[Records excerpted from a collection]
>>

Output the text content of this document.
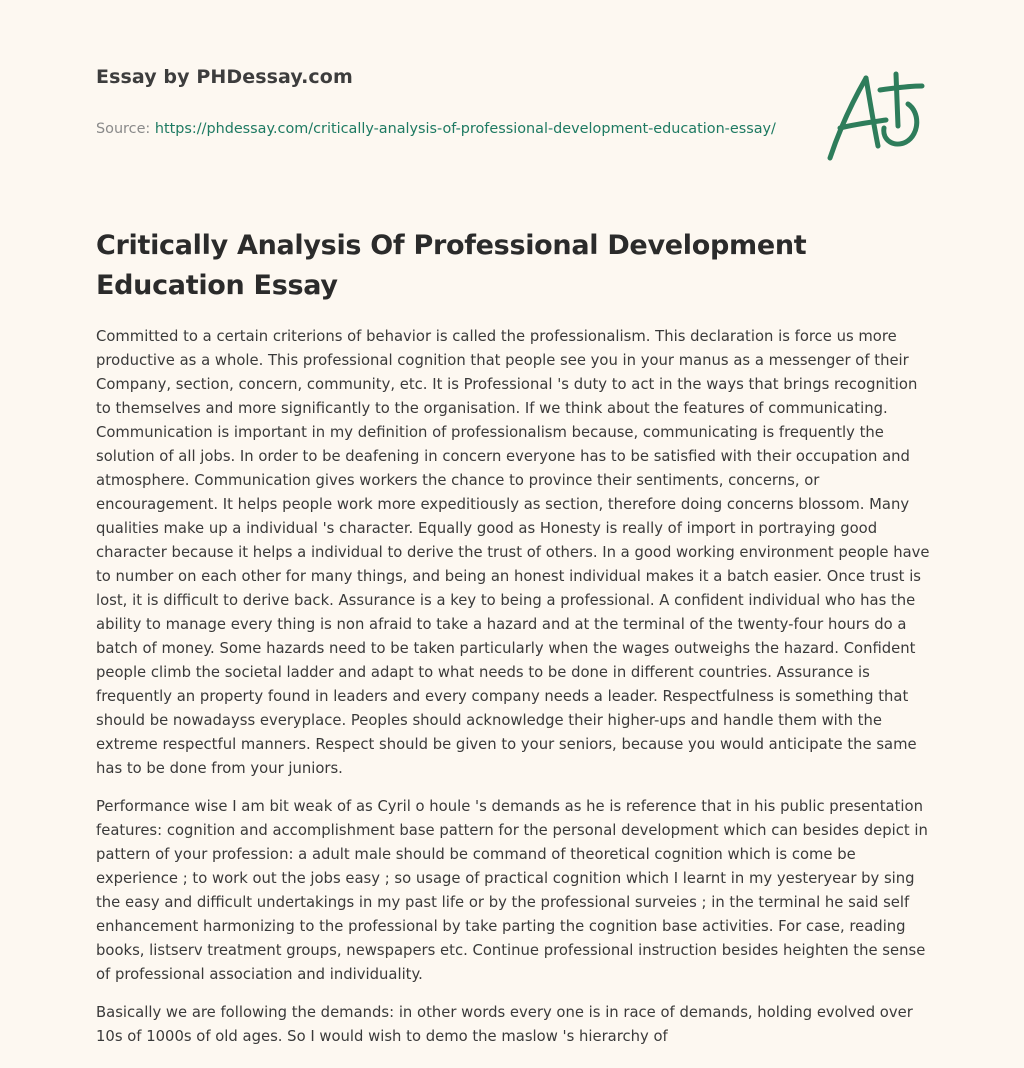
Essay by PHDessay.com
Source: https://phdessay.com/critically-analysis-of-professional-development-education-essay/
Critically Analysis Of Professional Development Education Essay

Committed to a certain criterions of behavior is called the professionalism. This declaration is force us more productive as a whole. This professional cognition that people see you in your manus as a messenger of their Company, section, concern, community, etc. It is Professional 's duty to act in the ways that brings recognition to themselves and more significantly to the organisation. If we think about the features of communicating. Communication is important in my definition of professionalism because, communicating is frequently the solution of all jobs. In order to be deafening in concern everyone has to be satisfied with their occupation and atmosphere. Communication gives workers the chance to province their sentiments, concerns, or encouragement. It helps people work more expeditiously as section, therefore doing concerns blossom. Many qualities make up a individual 's character. Equally good as Honesty is really of import in portraying good character because it helps a individual to derive the trust of others. In a good working environment people have to number on each other for many things, and being an honest individual makes it a batch easier. Once trust is lost, it is difficult to derive back. Assurance is a key to being a professional. A confident individual who has the ability to manage every thing is non afraid to take a hazard and at the terminal of the twenty-four hours do a batch of money. Some hazards need to be taken particularly when the wages outweighs the hazard. Confident people climb the societal ladder and adapt to what needs to be done in different countries. Assurance is frequently an property found in leaders and every company needs a leader. Respectfulness is something that should be nowadayss everyplace. Peoples should acknowledge their higher-ups and handle them with the extreme respectful manners. Respect should be given to your seniors, because you would anticipate the same has to be done from your juniors.

Performance wise I am bit weak of as Cyril o houle 's demands as he is reference that in his public presentation features: cognition and accomplishment base pattern for the personal development which can besides depict in pattern of your profession: a adult male should be command of theoretical cognition which is come be experience ; to work out the jobs easy ; so usage of practical cognition which I learnt in my yesteryear by sing the easy and difficult undertakings in my past life or by the professional surveies ; in the terminal he said self enhancement harmonizing to the professional by take parting the cognition base activities. For case, reading books, listserv treatment groups, newspapers etc. Continue professional instruction besides heighten the sense of professional association and individuality.

Basically we are following the demands: in other words every one is in race of demands, holding evolved over 10s of 1000s of old ages. So I would wish to demo the maslow 's hierarchy of
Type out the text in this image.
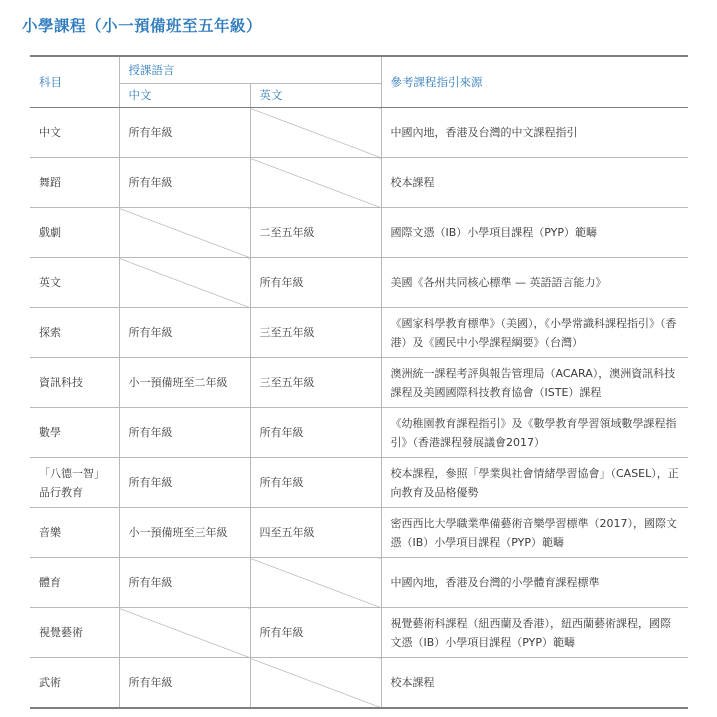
小學課程（小一預備班至五年級）
科目	授課語言		參考課程指引來源
	中文	英文	
中文	所有年級		中國內地，香港及台灣的中文課程指引
舞蹈	所有年級		校本課程
戲劇		二至五年級	國際文憑（IB）小學項目課程（PYP）範疇
英文		所有年級	美國《各州共同核心標準 — 英語語言能力》
探索	所有年級	三至五年級	《國家科學教育標準》（美國），《小學常識科課程指引》（香港）及《國民中小學課程綱要》（台灣）
資訊科技	小一預備班至二年級	三至五年級	澳洲統一課程考評與報告管理局（ACARA），澳洲資訊科技課程及美國國際科技教育協會（ISTE）課程
數學	所有年級	所有年級	《幼稚園教育課程指引》及《數學教育學習領域數學課程指引》（香港課程發展議會2017）
「八德一智」品行教育	所有年級	所有年級	校本課程，參照「學業與社會情緒學習協會」（CASEL），正向教育及品格優勢
音樂	小一預備班至三年級	四至五年級	密西西比大學職業準備藝術音樂學習標準（2017），國際文憑（IB）小學項目課程（PYP）範疇
體育	所有年級		中國內地，香港及台灣的小學體育課程標準
視覺藝術		所有年級	視覺藝術科課程（紐西蘭及香港），紐西蘭藝術課程，國際文憑（IB）小學項目課程（PYP）範疇
武術	所有年級		校本課程
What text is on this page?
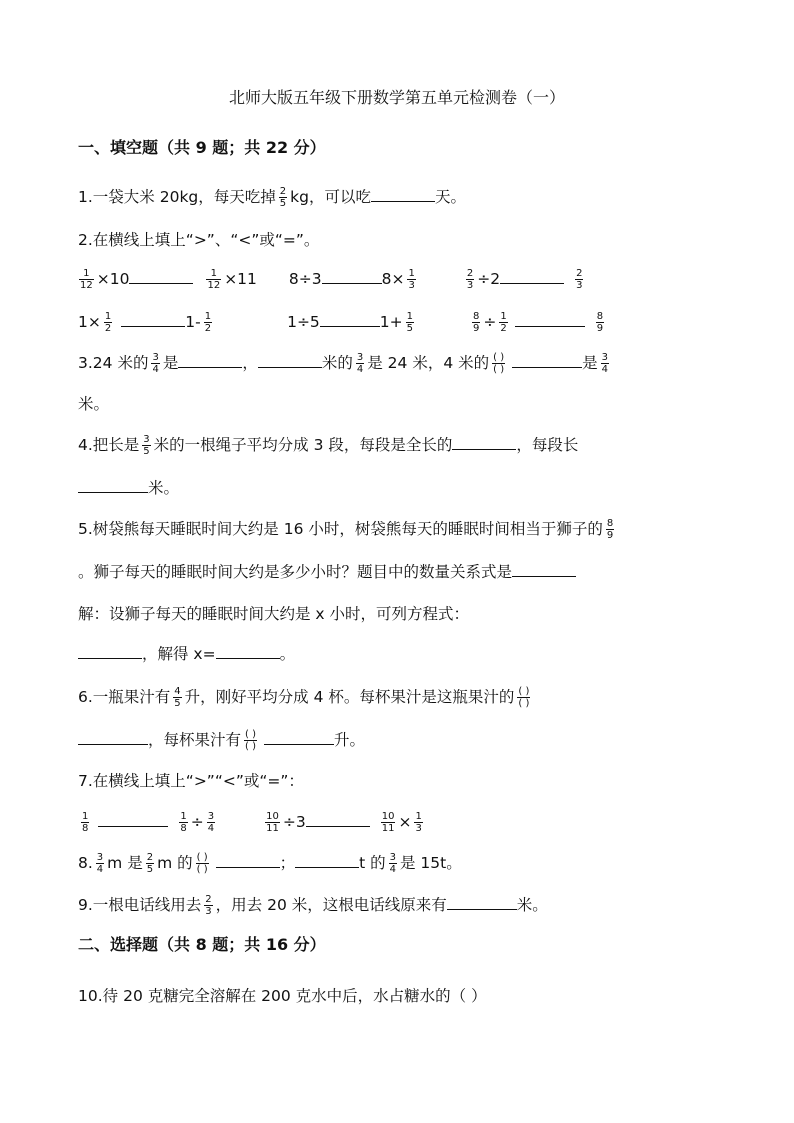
北师大版五年级下册数学第五单元检测卷（一）
一、填空题（共 9 题；共 22 分）
1.一袋大米 20kg，每天吃掉 $\frac{2}{5}$ kg，可以吃	天。
2.在横线上填上“>”、“<”或“=”。
$\frac{1}{12} \times 10$	$\frac{1}{12} \times 11$ 8÷3	$8\times \frac{1}{3}$	$\frac{2}{3} \div 2$	$\frac{2}{3}$
$1\times \frac{1}{2}$	$1- \frac{1}{2}$	1÷5	$1+ \frac{1}{5}$	$\frac{8}{9} \div \frac{1}{2}$	$\frac{8}{9}$
3.24 米的 $\frac{3}{4}$ 是	，	米的 $\frac{3}{4}$ 是 24 米，4 米的 $\frac{( )}{( )}$	是 $\frac{3}{4}$
米。
4.把长是 $\frac{3}{5}$ 米的一根绳子平均分成 3 段，每段是全长的	，每段长
米。
5.树袋熊每天睡眠时间大约是 16 小时，树袋熊每天的睡眠时间相当于狮子的 $\frac{8}{9}$
。狮子每天的睡眠时间大约是多少小时？题目中的数量关系式是
解：设狮子每天的睡眠时间大约是 x 小时，可列方程式：
，解得 x=	。
6.一瓶果汁有 $\frac{4}{5}$ 升，刚好平均分成 4 杯。每杯果汁是这瓶果汁的 $\frac{( )}{( )}$
，每杯果汁有 $\frac{( )}{( )}$	升。
7.在横线上填上“>”“<”或“=”：
$\frac{1}{8}$	$\frac{1}{8} \div \frac{3}{4}$	$\frac{10}{11} \div 3$	$\frac{10}{11} \times \frac{1}{3}$
8. $\frac{3}{4}$ m 是 $\frac{2}{5}$ m 的 $\frac{( )}{( )}$	；	t 的 $\frac{3}{4}$ 是 15t。
9.一根电话线用去 $\frac{2}{3}$ ，用去 20 米，这根电话线原来有	米。
二、选择题（共 8 题；共 16 分）
10.待 20 克糖完全溶解在 200 克水中后，水占糖水的（ ）
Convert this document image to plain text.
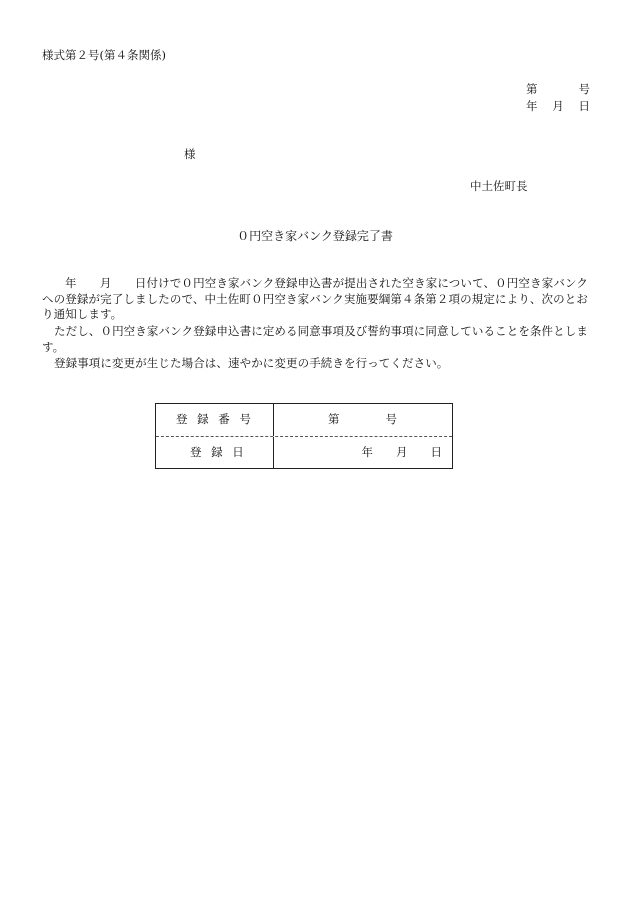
様式第２号(第４条関係)
第	号
年 月 日
様
中土佐町長
０円空き家バンク登録完了書
年　　月　　日付けで０円空き家バンク登録申込書が提出された空き家について、０円空き家バンクへの登録が完了しましたので、中土佐町０円空き家バンク実施要綱第４条第２項の規定により、次のとおり通知します。
ただし、０円空き家バンク登録申込書に定める同意事項及び誓約事項に同意していることを条件とします。
登録事項に変更が生じた場合は、速やかに変更の手続きを行ってください。
登 録 番 号	第　　　　号
登 録 日	年　　月　　日
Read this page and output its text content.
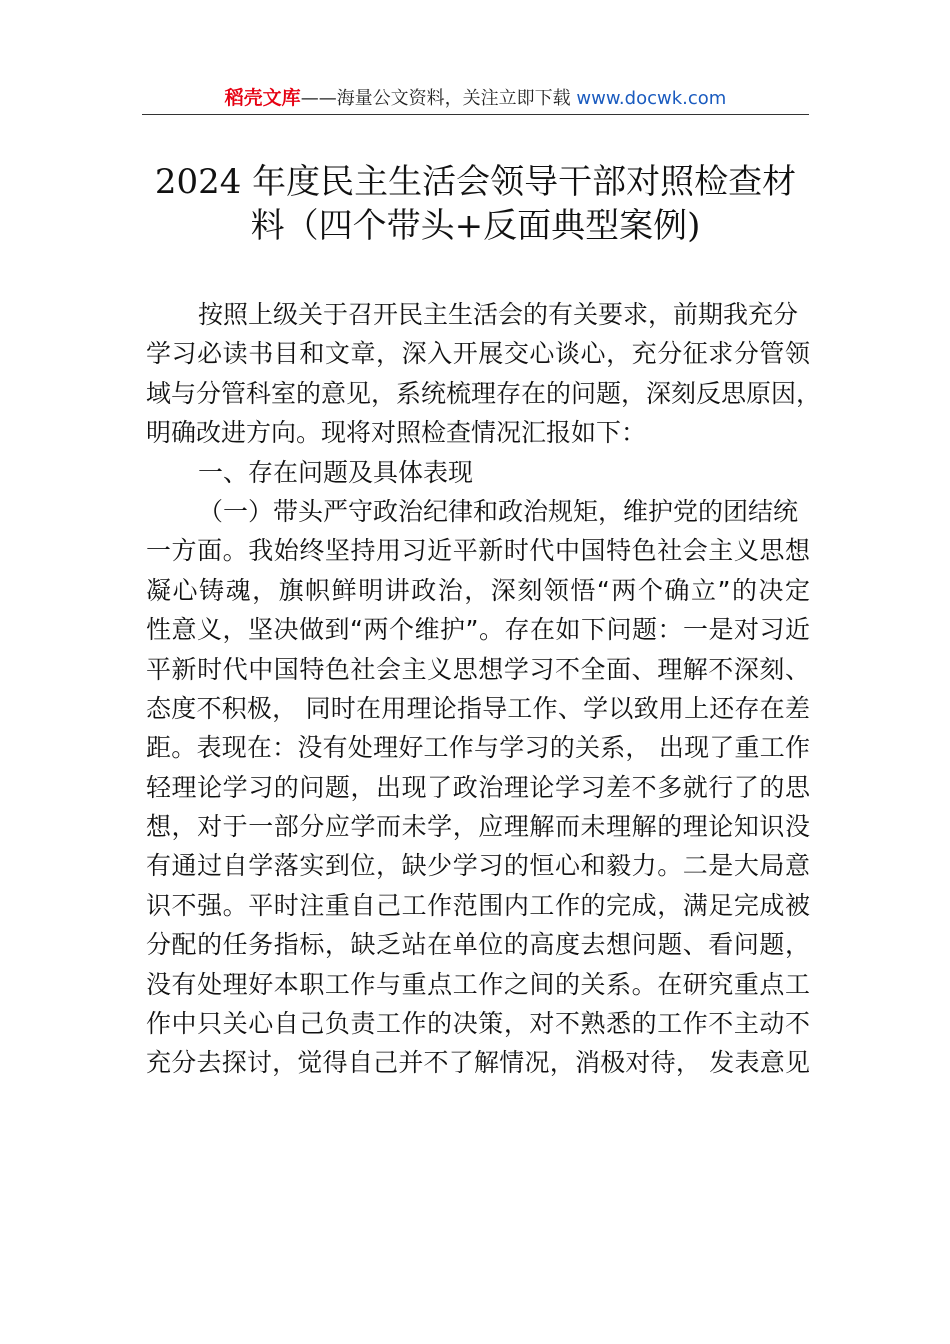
稻壳文库——海量公文资料，关注立即下载 www.docwk.com
2024 年度民主生活会领导干部对照检查材
料（四个带头+反面典型案例)
按照上级关于召开民主生活会的有关要求，前期我充分
学习必读书目和文章，深入开展交心谈心，充分征求分管领
域与分管科室的意见，系统梳理存在的问题，深刻反思原因，
明确改进方向。现将对照检查情况汇报如下：
一、存在问题及具体表现
（一）带头严守政治纪律和政治规矩，维护党的团结统
一方面。我始终坚持用习近平新时代中国特色社会主义思想
凝心铸魂，旗帜鲜明讲政治，深刻领悟“两个确立”的决定
性意义，坚决做到“两个维护”。存在如下问题：一是对习近
平新时代中国特色社会主义思想学习不全面、理解不深刻、
态度不积极， 同时在用理论指导工作、学以致用上还存在差
距。表现在：没有处理好工作与学习的关系， 出现了重工作
轻理论学习的问题，出现了政治理论学习差不多就行了的思
想，对于一部分应学而未学，应理解而未理解的理论知识没
有通过自学落实到位，缺少学习的恒心和毅力。二是大局意
识不强。平时注重自己工作范围内工作的完成，满足完成被
分配的任务指标，缺乏站在单位的高度去想问题、看问题，
没有处理好本职工作与重点工作之间的关系。在研究重点工
作中只关心自己负责工作的决策，对不熟悉的工作不主动不
充分去探讨，觉得自己并不了解情况，消极对待， 发表意见
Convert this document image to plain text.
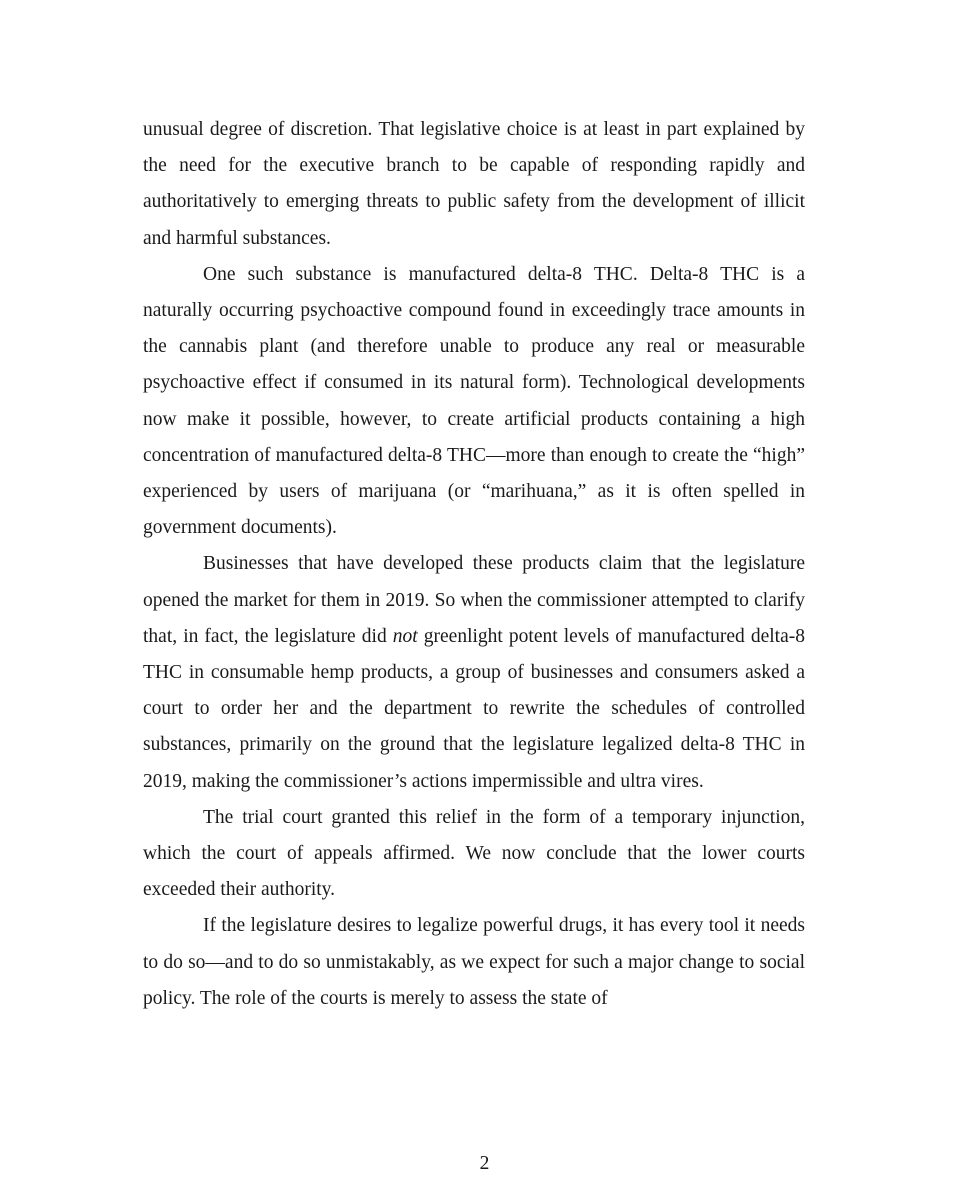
unusual degree of discretion. That legislative choice is at least in part explained by the need for the executive branch to be capable of responding rapidly and authoritatively to emerging threats to public safety from the development of illicit and harmful substances.

One such substance is manufactured delta-8 THC. Delta-8 THC is a naturally occurring psychoactive compound found in exceedingly trace amounts in the cannabis plant (and therefore unable to produce any real or measurable psychoactive effect if consumed in its natural form). Technological developments now make it possible, however, to create artificial products containing a high concentration of manufactured delta-8 THC—more than enough to create the “high” experienced by users of marijuana (or “marihuana,” as it is often spelled in government documents).

Businesses that have developed these products claim that the legislature opened the market for them in 2019. So when the commissioner attempted to clarify that, in fact, the legislature did not greenlight potent levels of manufactured delta-8 THC in consumable hemp products, a group of businesses and consumers asked a court to order her and the department to rewrite the schedules of controlled substances, primarily on the ground that the legislature legalized delta-8 THC in 2019, making the commissioner’s actions impermissible and ultra vires.

The trial court granted this relief in the form of a temporary injunction, which the court of appeals affirmed. We now conclude that the lower courts exceeded their authority.

If the legislature desires to legalize powerful drugs, it has every tool it needs to do so—and to do so unmistakably, as we expect for such a major change to social policy. The role of the courts is merely to assess the state of

2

<<

### Work required
Which lines hold the word "三至五年級"? Show each one.

### The reply
探索	所有年級	三至五年級	《國家科學教育標準》（美國），《小學常識科課程指引》（香港）及《國民中小學課程綱要》（台灣）
資訊科技	小一預備班至二年級	三至五年級	澳洲統一課程考評與報告管理局（ACARA），澳洲資訊科技課程及美國國際科技教育協會（ISTE）課程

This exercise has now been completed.